::: Data for the task
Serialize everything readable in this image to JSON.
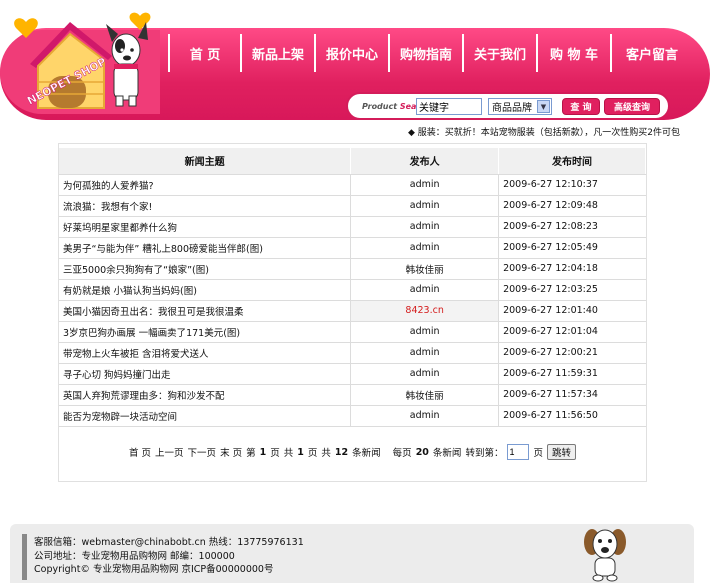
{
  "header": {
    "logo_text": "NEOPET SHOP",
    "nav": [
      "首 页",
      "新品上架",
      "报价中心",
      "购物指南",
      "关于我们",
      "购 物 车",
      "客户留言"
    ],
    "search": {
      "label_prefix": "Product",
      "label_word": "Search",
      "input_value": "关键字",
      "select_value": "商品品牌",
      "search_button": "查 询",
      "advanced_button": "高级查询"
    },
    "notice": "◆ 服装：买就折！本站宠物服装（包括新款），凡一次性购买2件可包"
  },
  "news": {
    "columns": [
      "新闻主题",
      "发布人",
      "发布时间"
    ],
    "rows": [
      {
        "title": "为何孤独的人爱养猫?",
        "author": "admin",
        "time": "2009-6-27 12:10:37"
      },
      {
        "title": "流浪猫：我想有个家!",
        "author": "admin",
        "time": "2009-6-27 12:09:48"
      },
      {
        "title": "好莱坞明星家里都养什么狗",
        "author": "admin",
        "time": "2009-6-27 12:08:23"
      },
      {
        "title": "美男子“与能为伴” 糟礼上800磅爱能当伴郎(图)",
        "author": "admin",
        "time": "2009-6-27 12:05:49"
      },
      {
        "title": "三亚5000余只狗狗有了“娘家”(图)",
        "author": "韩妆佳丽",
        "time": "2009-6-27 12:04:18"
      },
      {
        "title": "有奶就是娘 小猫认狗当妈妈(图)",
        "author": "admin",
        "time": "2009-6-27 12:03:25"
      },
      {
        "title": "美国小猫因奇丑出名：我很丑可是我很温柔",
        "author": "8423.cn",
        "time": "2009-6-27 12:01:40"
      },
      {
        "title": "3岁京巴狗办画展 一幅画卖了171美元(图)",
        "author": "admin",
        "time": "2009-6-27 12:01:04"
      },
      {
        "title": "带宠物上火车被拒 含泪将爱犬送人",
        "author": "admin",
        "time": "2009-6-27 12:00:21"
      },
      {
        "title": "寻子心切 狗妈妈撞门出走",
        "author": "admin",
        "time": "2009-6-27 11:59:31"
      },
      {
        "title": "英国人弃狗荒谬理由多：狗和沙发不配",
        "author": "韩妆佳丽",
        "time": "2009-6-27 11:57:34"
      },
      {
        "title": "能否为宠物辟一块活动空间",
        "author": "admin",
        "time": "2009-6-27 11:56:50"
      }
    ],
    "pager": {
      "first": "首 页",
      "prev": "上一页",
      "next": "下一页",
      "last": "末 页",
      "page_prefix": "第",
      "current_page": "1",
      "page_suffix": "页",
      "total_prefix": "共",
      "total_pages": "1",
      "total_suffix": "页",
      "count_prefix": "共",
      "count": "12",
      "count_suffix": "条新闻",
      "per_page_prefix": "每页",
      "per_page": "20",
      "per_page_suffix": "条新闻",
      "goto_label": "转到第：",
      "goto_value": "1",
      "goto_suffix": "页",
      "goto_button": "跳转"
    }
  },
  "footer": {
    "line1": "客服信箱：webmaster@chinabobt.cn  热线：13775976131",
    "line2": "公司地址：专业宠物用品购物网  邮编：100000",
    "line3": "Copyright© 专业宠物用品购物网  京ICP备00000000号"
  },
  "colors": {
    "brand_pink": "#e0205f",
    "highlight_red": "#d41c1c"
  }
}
::::::
::: Data for the task
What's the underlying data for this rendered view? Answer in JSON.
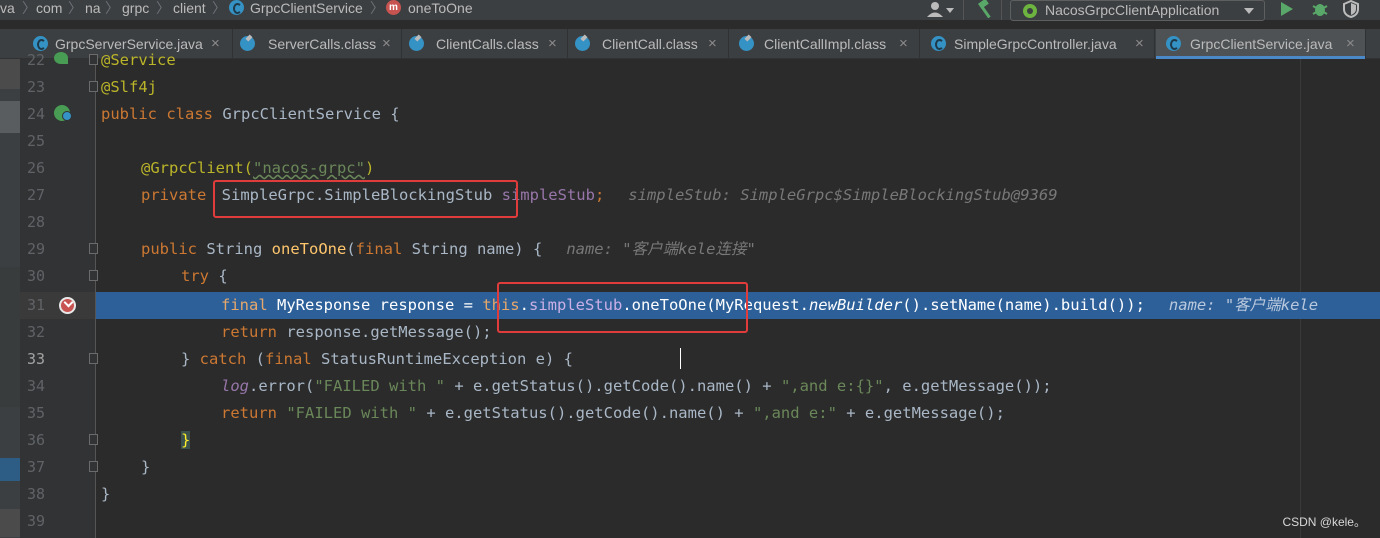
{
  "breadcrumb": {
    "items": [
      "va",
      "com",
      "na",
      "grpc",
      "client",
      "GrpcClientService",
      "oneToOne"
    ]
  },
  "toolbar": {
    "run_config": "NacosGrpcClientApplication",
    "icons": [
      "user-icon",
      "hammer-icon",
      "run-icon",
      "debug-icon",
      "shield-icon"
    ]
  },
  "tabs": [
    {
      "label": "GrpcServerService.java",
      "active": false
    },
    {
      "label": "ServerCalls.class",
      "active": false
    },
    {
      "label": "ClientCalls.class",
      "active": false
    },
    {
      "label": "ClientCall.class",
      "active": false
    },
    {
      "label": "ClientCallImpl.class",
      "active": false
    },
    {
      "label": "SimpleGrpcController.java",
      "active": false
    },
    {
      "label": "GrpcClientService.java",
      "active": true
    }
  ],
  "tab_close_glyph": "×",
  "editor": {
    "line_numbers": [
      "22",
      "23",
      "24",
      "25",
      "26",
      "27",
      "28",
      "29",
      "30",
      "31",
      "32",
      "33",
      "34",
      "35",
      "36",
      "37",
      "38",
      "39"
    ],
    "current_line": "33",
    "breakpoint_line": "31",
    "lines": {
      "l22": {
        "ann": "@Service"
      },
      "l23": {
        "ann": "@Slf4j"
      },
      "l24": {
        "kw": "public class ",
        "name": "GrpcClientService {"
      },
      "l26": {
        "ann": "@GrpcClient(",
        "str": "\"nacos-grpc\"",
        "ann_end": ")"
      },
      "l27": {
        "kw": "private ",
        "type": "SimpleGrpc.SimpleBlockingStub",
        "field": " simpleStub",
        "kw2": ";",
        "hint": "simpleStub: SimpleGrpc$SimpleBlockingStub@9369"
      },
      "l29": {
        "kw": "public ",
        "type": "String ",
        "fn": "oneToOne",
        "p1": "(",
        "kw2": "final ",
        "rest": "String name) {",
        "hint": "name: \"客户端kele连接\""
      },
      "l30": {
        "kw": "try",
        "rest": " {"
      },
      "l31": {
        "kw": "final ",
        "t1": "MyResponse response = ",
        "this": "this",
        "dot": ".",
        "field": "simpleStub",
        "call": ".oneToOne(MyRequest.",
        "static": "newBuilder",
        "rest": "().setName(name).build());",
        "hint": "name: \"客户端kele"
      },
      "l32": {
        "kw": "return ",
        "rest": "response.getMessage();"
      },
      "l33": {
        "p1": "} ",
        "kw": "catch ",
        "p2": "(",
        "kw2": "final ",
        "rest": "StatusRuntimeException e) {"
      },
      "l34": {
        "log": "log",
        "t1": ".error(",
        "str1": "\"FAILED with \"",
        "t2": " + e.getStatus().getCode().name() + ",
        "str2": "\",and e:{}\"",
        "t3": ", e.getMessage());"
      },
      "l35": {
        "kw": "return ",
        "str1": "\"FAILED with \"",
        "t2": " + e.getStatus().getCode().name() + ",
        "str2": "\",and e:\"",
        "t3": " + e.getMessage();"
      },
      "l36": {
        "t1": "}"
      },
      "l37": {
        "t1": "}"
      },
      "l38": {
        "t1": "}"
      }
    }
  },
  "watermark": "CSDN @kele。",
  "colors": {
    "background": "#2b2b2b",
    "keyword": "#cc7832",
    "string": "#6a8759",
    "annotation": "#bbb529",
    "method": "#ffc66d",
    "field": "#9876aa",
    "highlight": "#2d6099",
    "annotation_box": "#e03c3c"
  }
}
::::::
- Set exercise -
Gather each line of the listing containing the word "java" and show it.

- Answer to the problem -
      "label": "GrpcServerService.java",
      "label": "SimpleGrpcController.java",
      "label": "GrpcClientService.java",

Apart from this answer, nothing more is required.